• **Provided records**:
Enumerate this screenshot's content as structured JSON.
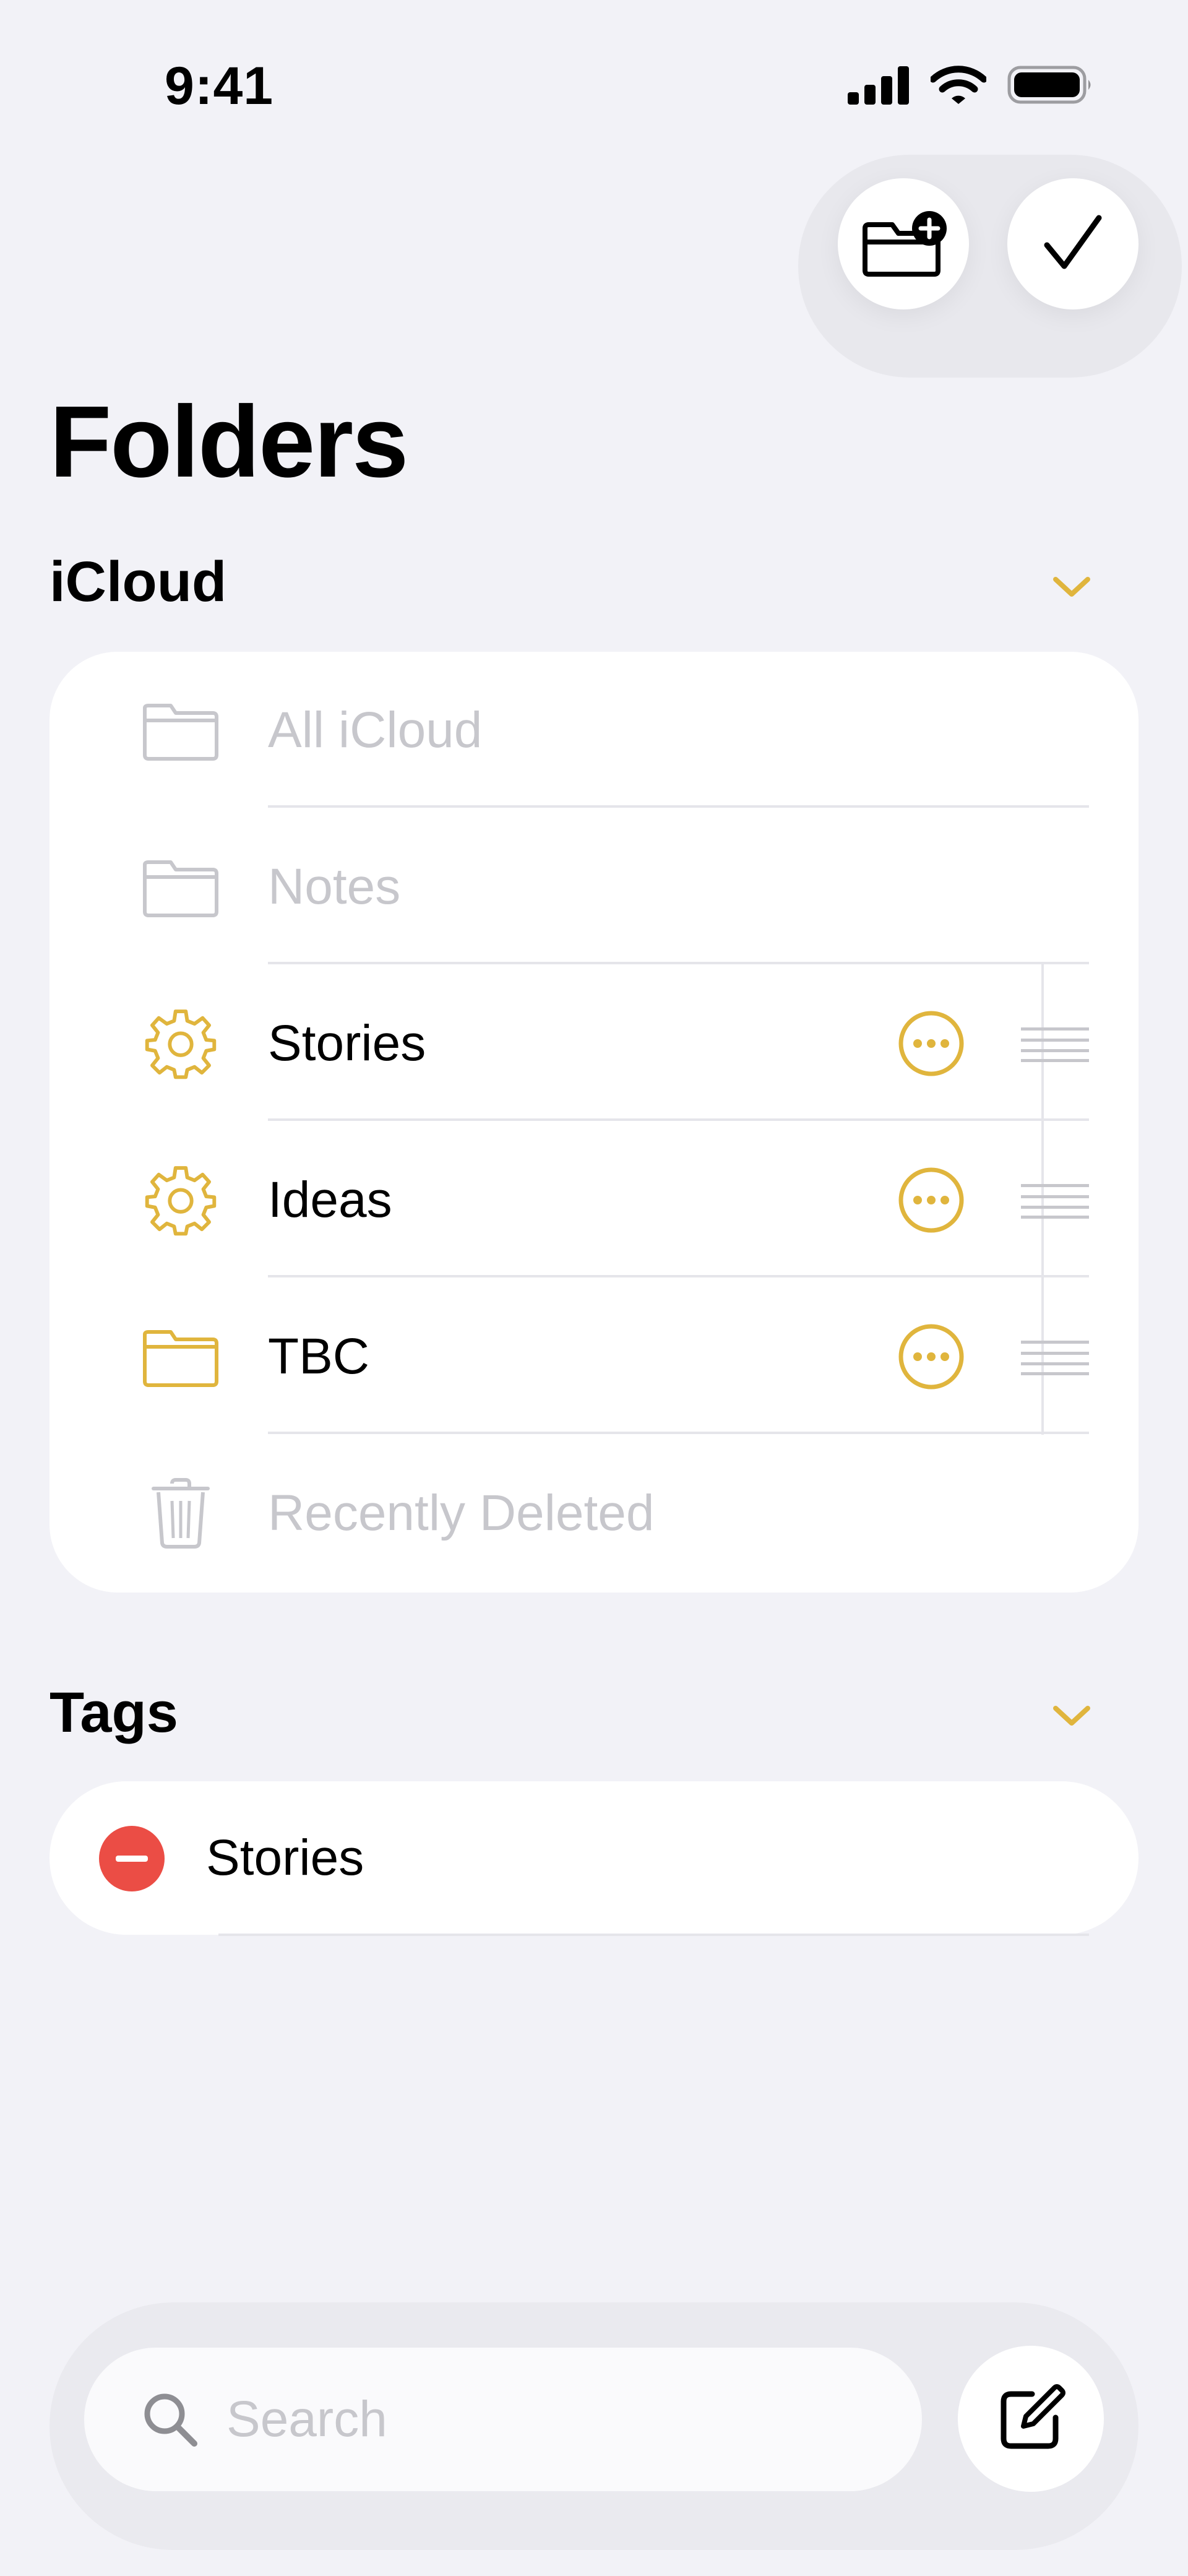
{
  "status_bar": {
    "time": "9:41"
  },
  "page": {
    "title": "Folders"
  },
  "icloud_section": {
    "title": "iCloud",
    "items": [
      {
        "label": "All iCloud",
        "icon": "folder-icon",
        "state": "dim"
      },
      {
        "label": "Notes",
        "icon": "folder-icon",
        "state": "dim"
      },
      {
        "label": "Stories",
        "icon": "gear-icon",
        "state": "editable"
      },
      {
        "label": "Ideas",
        "icon": "gear-icon",
        "state": "editable"
      },
      {
        "label": "TBC",
        "icon": "folder-icon",
        "state": "editable"
      },
      {
        "label": "Recently Deleted",
        "icon": "trash-icon",
        "state": "dim"
      }
    ]
  },
  "tags_section": {
    "title": "Tags",
    "items": [
      {
        "label": "Stories",
        "icon": "minus-circle-icon"
      }
    ]
  },
  "search": {
    "placeholder": "Search"
  },
  "colors": {
    "accent": "#E0B53D",
    "delete": "#EB4D45",
    "dim": "#C7C7CC",
    "background": "#F2F2F7"
  }
}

• **Task details**:
Leave out the pictures and output the rest of the material exactly as written.

• **Finished answer**:
Enumerate this screenshot's content as structured JSON.
{
  "status_bar": {
    "time": "9:41"
  },
  "page": {
    "title": "Folders"
  },
  "icloud_section": {
    "title": "iCloud",
    "items": [
      {
        "label": "All iCloud",
        "icon": "folder-icon",
        "state": "dim"
      },
      {
        "label": "Notes",
        "icon": "folder-icon",
        "state": "dim"
      },
      {
        "label": "Stories",
        "icon": "gear-icon",
        "state": "editable"
      },
      {
        "label": "Ideas",
        "icon": "gear-icon",
        "state": "editable"
      },
      {
        "label": "TBC",
        "icon": "folder-icon",
        "state": "editable"
      },
      {
        "label": "Recently Deleted",
        "icon": "trash-icon",
        "state": "dim"
      }
    ]
  },
  "tags_section": {
    "title": "Tags",
    "items": [
      {
        "label": "Stories",
        "icon": "minus-circle-icon"
      }
    ]
  },
  "search": {
    "placeholder": "Search"
  },
  "colors": {
    "accent": "#E0B53D",
    "delete": "#EB4D45",
    "dim": "#C7C7CC",
    "background": "#F2F2F7"
  }
}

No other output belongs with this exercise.